Data excerpts
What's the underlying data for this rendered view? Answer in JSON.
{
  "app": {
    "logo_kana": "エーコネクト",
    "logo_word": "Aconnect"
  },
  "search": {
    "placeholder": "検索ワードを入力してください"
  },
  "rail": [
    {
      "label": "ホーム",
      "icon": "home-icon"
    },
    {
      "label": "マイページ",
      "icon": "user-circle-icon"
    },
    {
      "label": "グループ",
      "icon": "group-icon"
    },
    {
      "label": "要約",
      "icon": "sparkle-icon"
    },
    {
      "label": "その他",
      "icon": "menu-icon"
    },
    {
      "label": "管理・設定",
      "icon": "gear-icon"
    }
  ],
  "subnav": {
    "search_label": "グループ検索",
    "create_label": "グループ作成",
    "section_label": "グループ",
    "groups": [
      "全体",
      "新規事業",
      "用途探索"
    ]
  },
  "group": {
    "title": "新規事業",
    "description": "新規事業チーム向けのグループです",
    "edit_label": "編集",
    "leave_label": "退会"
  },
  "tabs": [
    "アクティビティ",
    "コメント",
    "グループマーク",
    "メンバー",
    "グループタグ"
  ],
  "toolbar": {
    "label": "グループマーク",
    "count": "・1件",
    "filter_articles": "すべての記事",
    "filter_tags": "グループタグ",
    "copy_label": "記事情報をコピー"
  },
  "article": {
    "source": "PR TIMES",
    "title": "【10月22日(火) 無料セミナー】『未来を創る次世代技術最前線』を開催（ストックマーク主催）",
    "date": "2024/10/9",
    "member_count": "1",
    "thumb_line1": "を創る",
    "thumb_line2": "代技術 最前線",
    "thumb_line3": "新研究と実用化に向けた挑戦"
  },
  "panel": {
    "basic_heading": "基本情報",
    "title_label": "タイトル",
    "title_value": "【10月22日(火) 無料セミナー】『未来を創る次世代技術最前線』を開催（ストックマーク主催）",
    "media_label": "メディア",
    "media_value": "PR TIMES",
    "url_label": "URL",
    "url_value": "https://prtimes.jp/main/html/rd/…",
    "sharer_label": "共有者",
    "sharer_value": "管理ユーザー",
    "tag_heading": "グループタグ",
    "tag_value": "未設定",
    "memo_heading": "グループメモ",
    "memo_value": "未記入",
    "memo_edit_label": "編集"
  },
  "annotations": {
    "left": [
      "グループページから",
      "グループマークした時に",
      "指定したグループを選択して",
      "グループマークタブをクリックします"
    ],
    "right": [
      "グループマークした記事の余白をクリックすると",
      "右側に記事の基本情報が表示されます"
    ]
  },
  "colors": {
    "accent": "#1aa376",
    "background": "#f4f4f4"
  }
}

Work to do
Select all lines with the word "未来を創る次世代技術最前線" from the entries above.

Task response
    "title": "【10月22日(火) 無料セミナー】『未来を創る次世代技術最前線』を開催（ストックマーク主催）",
    "title_value": "【10月22日(火) 無料セミナー】『未来を創る次世代技術最前線』を開催（ストックマーク主催）",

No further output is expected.